▶ KUTIPAN HALAMAN:
# # #
Nostalgia
Lawatan Sjafruddin Prawiranegara di Sumpur Kudus
77 tahun pemerintahan di Rimba Sumatra.
Oleh FIKRUL HANIF SUFYAN, periset dan pengajar sejarah. Pernah menjadi dosen tamu dalam visiting scholar di Faculty of Arts University of Melbourne Australia
Tanggal 19 Desember ini merupakan bagian penting dalam sejarah perjalanan bangsa. 77 tahun sudah usia dari Pemerintah Darurat Republik Indonesia (PDRI) – benang merah dari keberlangsungan negara ini dari 22 Desember 1948 – 13 Juli 1949. Tentunya, sejak dicanangkan sebagai hari Bela Negara, cukup banyak tulisan yang mengisahkan PDRI, namun, jarang yang mengisahkan keberadaan Sjafruddin Prawiranegara di Nagari Sumpur Kudus.
Kisah perjalanan ketua PDRI dan rombongan, dimulai pada 13 April 1949. Ia bertolak menyusuri derasnya arus Batang Sangir menuju ke Batang Kuantan. Setelah keberangkatannya pada 16 April 1949, giliran pasukan Angkatan Udara Republik Indonesia (AURI) yang membawa Stasiun Radio UDO, dipimpin oleh MS Tamimi.
Menyelamatkan Radio Sender dan Melawan Arus Batang Kuantan
Perjalanan dari Abai Sangir menuju ke Calau, Sumpur Kudus Kabupaten Sijunjung Sumatra Barat memakan waktu sepuluh hari. Mengapa harus lewat jalur sungai? Tentunya, untuk menghindari tindak pengintaian dari tentara Belanda dan spionasenya. Alasan lainnya, akses yang paling mudah untuk mencapai Calau hanya jalur sungai.
Sekali lagi, perjalanan yang ditempuh, tidaklah mudah. Kesaksian dari seorang perwira AURI Umar Said Noor (2001) mengungkap, ganasnya arus sungai yang dilalui. Mereka berhadapan dengan derasnya arus sungai dan berbatu. Meskipun perahu dikemudikan oleh para pendayung AURI yang cekatan dan berpengalaman, namun kondisi arus yang deras, membuat prajurit yang membawa radio sender was-was.
“Arus sungai mendorong perahu-perahu meluncur dengan cepat. Perahu-perahu yang dikemudikan oleh para pendayung yang berpengalaman dan cekatan tidak mengalami kesulitan apalagi kecelakaan. Arus sungai yang deras dan sering berbatu-batu dilaluinya dengan mudah. Hanya kadang-kadang kami sebagai penumpang dibuatnya senewen. Menjelang masuk ke Sungai Dareh, kondisi sungai tidak lagi berbatu-batu, tetapi arusnya masih tetap deras.” – demikian kesaksian dari Umar.
# # #
▶ CATATAN LATIHAN:

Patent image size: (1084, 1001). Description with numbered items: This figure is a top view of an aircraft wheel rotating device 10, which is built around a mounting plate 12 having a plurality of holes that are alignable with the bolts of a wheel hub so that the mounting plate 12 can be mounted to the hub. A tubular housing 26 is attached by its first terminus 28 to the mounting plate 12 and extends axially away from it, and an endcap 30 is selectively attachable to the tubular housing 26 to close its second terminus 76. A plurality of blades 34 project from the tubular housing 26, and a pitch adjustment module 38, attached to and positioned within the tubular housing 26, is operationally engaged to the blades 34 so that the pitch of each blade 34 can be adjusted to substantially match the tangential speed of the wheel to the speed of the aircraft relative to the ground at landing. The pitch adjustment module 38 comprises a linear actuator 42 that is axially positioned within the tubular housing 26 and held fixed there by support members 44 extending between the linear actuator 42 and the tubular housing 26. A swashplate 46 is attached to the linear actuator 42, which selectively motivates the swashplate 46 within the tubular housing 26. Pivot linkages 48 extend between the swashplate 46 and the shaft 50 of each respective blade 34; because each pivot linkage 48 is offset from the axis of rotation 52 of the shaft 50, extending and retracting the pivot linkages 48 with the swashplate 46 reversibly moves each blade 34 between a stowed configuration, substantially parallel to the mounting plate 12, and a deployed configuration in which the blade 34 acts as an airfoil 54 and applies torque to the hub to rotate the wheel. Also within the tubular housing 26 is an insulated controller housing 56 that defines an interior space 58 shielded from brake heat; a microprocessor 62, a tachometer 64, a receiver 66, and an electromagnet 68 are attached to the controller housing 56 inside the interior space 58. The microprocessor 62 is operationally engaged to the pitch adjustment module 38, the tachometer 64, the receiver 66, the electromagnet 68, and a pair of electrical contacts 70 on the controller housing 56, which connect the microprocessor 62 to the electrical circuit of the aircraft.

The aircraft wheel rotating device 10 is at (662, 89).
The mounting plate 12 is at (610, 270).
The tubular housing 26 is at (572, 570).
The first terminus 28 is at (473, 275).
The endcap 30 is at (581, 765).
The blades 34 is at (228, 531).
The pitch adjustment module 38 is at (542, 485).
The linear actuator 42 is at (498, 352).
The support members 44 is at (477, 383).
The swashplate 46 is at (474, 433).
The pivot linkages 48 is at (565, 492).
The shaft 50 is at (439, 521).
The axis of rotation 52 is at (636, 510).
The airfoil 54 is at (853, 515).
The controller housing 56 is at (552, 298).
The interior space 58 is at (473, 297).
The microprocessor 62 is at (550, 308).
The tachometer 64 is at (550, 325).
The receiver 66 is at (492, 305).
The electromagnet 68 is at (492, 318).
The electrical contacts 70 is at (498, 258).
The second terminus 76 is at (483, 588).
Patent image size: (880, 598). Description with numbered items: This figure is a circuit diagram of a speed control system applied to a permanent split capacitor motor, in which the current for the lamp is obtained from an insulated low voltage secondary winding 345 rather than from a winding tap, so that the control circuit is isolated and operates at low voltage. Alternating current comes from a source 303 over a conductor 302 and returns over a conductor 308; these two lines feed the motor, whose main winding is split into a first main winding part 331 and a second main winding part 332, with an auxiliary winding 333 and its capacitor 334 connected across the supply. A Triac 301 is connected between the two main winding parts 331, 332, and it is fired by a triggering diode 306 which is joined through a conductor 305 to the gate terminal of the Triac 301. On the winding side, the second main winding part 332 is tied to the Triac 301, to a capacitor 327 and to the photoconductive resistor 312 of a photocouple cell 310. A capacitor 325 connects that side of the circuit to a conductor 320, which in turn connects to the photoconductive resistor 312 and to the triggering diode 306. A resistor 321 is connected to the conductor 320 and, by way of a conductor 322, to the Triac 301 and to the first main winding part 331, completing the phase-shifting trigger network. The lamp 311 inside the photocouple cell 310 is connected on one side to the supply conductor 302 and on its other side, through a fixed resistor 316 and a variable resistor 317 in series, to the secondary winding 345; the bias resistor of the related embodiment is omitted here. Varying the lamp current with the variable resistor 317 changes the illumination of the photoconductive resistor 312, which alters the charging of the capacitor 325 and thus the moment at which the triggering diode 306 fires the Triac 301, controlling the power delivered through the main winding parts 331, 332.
# # #
▶ TUGAS 1: Laporkan setiap baris catatan yang memuat kata "built".
▶ TUGAS 2: Lanjutkan teks tentang lawatan Sjafruddin Prawiranegara di Sumpur Kudus mulai dari kalimat terakhirnya.

▶ JAWABAN AKHIR 1:
Patent image size: (1084, 1001). Description with numbered items: This figure is a top view of an aircraft wheel rotating device 10, which is built around a mounting plate 12 having a plurality of holes that are alignable with the bolts of a wheel hub so that the mounting plate 12 can be mounted to the hub. A tubular housing 26 is attached by its first terminus 28 to the mounting plate 12 and extends axially away from it, and an endcap 30 is selectively attachable to the tubular housing 26 to close its second terminus 76. A plurality of blades 34 project from the tubular housing 26, and a pitch adjustment module 38, attached to and positioned within the tubular housing 26, is operationally engaged to the blades 34 so that the pitch of each blade 34 can be adjusted to substantially match the tangential speed of the wheel to the speed of the aircraft relative to the ground at landing. The pitch adjustment module 38 comprises a linear actuator 42 that is axially positioned within the tubular housing 26 and held fixed there by support members 44 extending between the linear actuator 42 and the tubular housing 26. A swashplate 46 is attached to the linear actuator 42, which selectively motivates the swashplate 46 within the tubular housing 26. Pivot linkages 48 extend between the swashplate 46 and the shaft 50 of each respective blade 34; because each pivot linkage 48 is offset from the axis of rotation 52 of the shaft 50, extending and retracting the pivot linkages 48 with the swashplate 46 reversibly moves each blade 34 between a stowed configuration, substantially parallel to the mounting plate 12, and a deployed configuration in which the blade 34 acts as an airfoil 54 and applies torque to the hub to rotate the wheel. Also within the tubular housing 26 is an insulated controller housing 56 that defines an interior space 58 shielded from brake heat; a microprocessor 62, a tachometer 64, a receiver 66, and an electromagnet 68 are attached to the controller housing 56 inside the interior space 58. The microprocessor 62 is operationally engaged to the pitch adjustment module 38, the tachometer 64, the receiver 66, the electromagnet 68, and a pair of electrical contacts 70 on the controller housing 56, which connect the microprocessor 62 to the electrical circuit of the aircraft.

▶ JAWABAN AKHIR 2:
Arus Sungai Kuantan pun tak kalah gila. Bisa dibayangkan resiko yang dihadapi oleh rombongan PDRI itu. Seluruh penumpang dan teknisi terpaksa mendorong dan menarik sampan mereka melawan derasnya arus Batang Kuantan. Bila malam datang, pasukan AURI itu, bermalam di tepian Batang Kuantan.
Rombongan pun menginap di sebuah gubuk milik eks romusha yang dibangun di sela-sela batu besar di tepi Sungai Kuantan. Rombongan pasukan sender itu hanya menginap satu malam, untuk kembali melanjutkan perjalanan pada pagi harinya. Eks romusha itu menceritakan, dua hari lalu, jelang kedatangan mereka, banyak orang yang naik perahu ke hulu. Dan, ditengarai itu adalah rombongan Ketua Sjafruddin Prawiranegara.
Rombongan PDRI merapat di Calau secara berturut-turut pada tanggal 22, 23, 24, dan 25 April 1949. Daerah yang mereka lewati antara lain Sungai Dareh, Kiliranjao, Sungai Bitung, Padang Tarok, Durian Gadang dan Manganti. Sementara itu, rombongan Umar Said sampai di Calau pada tanggal 25 April 1949.
Melayani tanpa Batas: Pengorbanan Masyarakat Sumpur Kudus
Masyarakat di Nagari Sumpur Kudus, tidak pernah menduga “Presiden” PDRI dan rombongan datang ke kampung mereka. Rombongan itu datang, tanpa memberi kabar terlebih dulu. Sjafruddin,menurut kesaksian Mansoer Dt. Penghulu Mudo pernah menginap di rumah Buya Syafii Maarif dan sering mobile. Terkadang Sjafruddin berada di Calau, esok harinya menginap di rumah Halifah – mertua Buya Syafii Maarif di Sumpur Kudus.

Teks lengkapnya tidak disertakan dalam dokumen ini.